-- Start Records for the exercise --

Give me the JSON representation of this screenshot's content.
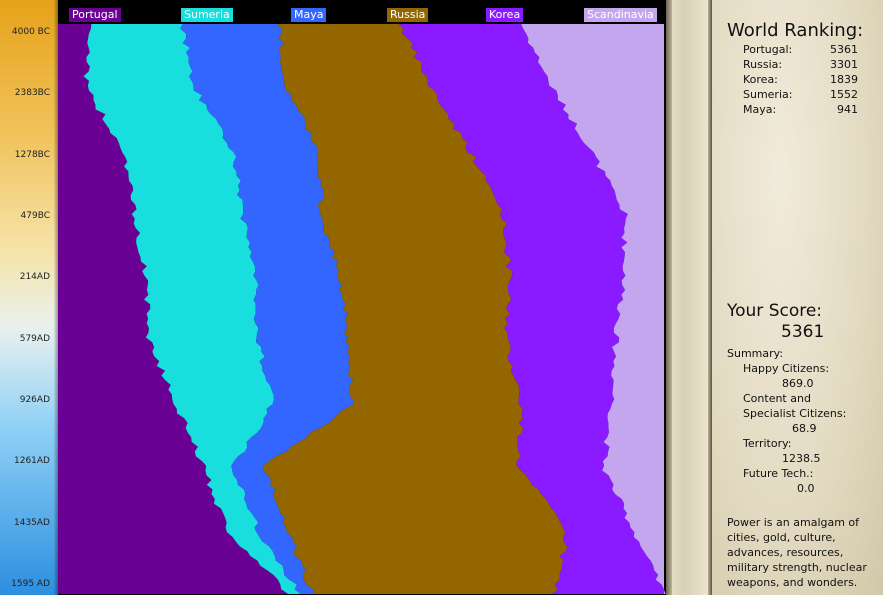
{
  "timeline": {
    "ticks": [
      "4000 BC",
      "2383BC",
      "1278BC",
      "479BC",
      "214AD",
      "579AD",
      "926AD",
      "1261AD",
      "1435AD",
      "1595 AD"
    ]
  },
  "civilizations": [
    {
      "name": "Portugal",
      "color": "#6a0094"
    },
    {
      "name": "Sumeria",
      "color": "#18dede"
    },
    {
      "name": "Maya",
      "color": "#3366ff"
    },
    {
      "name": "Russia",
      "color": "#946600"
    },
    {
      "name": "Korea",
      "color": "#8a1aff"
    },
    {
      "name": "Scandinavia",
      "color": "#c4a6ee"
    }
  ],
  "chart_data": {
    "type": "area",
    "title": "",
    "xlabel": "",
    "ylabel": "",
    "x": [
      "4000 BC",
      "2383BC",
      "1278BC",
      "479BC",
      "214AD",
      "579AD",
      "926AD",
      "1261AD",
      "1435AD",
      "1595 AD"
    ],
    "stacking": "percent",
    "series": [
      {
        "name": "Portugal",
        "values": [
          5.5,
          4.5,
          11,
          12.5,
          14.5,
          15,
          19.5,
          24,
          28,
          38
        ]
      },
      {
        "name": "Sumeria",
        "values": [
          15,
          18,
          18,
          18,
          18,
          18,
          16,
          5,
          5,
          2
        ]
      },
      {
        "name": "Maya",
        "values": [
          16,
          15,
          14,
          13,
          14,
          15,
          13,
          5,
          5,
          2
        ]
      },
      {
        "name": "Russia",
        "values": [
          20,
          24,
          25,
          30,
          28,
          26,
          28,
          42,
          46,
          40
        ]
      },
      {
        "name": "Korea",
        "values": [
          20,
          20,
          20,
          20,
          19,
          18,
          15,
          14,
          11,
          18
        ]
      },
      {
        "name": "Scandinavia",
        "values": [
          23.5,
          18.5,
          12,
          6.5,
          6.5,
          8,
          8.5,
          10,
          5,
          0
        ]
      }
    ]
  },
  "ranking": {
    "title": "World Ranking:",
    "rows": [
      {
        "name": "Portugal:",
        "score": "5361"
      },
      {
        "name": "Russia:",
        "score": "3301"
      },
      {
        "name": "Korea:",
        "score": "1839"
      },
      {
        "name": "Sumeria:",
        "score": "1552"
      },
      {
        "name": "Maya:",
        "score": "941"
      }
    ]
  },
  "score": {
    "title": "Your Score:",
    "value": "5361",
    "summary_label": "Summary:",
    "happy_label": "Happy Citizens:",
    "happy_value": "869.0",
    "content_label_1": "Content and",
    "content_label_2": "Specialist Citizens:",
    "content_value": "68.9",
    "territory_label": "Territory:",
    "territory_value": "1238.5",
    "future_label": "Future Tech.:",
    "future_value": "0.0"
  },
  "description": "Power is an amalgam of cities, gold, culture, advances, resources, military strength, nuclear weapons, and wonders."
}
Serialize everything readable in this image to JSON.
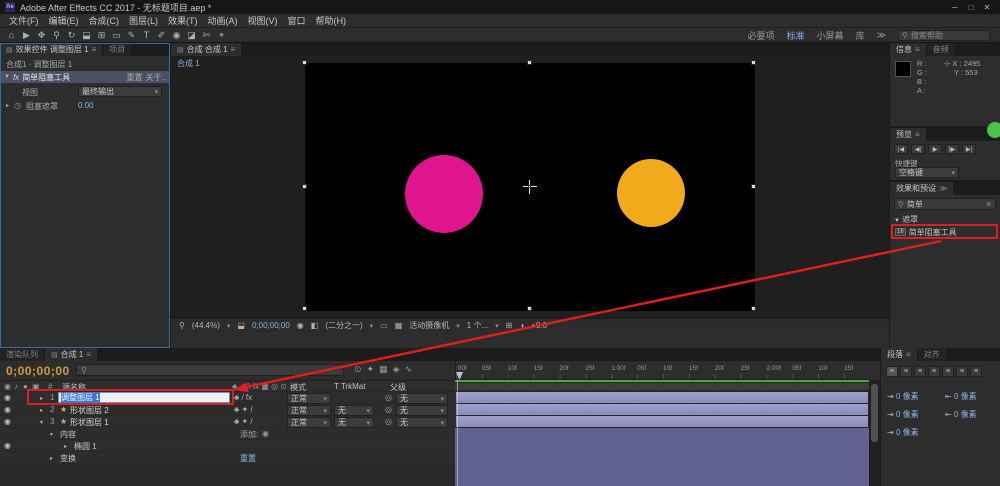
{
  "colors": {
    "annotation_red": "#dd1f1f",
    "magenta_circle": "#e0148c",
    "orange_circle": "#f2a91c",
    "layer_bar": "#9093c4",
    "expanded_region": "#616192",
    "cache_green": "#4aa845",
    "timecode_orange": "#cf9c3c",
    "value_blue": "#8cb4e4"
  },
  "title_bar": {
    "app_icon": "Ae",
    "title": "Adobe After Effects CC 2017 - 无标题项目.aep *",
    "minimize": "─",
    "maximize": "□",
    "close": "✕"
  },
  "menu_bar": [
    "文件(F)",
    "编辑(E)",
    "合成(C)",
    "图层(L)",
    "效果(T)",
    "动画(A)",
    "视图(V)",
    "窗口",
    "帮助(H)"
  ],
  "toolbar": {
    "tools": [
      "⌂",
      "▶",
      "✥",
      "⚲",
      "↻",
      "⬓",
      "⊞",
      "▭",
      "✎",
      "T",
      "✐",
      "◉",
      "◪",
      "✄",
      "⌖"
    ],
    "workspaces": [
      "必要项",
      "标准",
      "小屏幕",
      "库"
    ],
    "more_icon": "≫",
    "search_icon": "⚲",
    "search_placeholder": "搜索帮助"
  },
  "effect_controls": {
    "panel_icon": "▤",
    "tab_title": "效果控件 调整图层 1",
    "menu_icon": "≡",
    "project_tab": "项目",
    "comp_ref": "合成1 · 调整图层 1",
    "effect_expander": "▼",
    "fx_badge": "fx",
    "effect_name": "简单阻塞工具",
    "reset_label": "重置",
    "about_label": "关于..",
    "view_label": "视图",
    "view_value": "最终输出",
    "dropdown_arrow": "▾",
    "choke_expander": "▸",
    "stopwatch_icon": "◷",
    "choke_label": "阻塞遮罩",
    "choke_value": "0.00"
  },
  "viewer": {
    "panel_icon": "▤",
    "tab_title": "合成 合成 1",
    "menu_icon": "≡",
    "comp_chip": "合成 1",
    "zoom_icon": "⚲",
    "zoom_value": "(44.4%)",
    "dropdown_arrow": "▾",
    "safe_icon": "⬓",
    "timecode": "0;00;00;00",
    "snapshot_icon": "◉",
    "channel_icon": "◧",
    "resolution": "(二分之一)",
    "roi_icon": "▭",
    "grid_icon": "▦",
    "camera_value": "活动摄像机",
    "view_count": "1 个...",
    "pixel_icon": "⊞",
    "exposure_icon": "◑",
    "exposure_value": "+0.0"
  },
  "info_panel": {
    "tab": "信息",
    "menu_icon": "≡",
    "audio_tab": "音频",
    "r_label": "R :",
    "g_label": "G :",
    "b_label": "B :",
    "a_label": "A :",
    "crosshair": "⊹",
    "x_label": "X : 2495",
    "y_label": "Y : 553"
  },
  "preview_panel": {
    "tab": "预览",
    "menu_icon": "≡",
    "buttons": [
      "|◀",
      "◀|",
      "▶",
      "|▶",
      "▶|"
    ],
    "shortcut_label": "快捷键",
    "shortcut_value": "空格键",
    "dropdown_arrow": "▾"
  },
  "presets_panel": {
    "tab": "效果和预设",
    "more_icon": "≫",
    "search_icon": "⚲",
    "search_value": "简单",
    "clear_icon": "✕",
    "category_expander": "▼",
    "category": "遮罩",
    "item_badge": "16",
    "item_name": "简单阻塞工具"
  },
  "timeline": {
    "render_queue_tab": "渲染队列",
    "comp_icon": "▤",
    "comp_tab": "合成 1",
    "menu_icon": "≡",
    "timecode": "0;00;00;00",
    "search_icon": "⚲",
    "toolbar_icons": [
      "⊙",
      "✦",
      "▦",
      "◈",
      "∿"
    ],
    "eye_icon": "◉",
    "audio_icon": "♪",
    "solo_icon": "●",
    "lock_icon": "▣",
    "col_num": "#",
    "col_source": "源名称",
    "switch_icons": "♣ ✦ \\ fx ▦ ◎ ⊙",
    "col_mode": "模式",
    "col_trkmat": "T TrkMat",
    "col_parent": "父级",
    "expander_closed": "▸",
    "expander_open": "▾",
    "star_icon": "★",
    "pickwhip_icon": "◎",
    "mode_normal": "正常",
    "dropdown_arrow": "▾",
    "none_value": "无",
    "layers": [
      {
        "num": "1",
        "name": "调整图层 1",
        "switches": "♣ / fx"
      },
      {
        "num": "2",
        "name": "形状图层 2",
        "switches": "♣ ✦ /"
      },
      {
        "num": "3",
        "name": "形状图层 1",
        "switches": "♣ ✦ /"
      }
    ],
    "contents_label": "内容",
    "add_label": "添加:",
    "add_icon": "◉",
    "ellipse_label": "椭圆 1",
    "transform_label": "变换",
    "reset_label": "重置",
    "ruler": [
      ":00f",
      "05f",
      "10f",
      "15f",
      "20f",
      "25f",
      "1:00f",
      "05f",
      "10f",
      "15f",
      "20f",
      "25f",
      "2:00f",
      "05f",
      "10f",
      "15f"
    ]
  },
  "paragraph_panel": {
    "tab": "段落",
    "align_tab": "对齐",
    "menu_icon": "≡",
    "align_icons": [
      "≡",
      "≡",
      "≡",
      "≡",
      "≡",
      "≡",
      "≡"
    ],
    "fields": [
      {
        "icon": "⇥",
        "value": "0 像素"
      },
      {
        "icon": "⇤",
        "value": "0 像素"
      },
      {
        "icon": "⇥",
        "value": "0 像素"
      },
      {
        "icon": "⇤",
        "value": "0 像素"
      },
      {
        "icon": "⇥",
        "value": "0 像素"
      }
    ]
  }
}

-- End Records for the exercise --

Locate the word "Russia" in the records and collect each line it appears in.

### Solution for this task
      "name": "Russia",
        "name": "Russia",
        "name": "Russia:",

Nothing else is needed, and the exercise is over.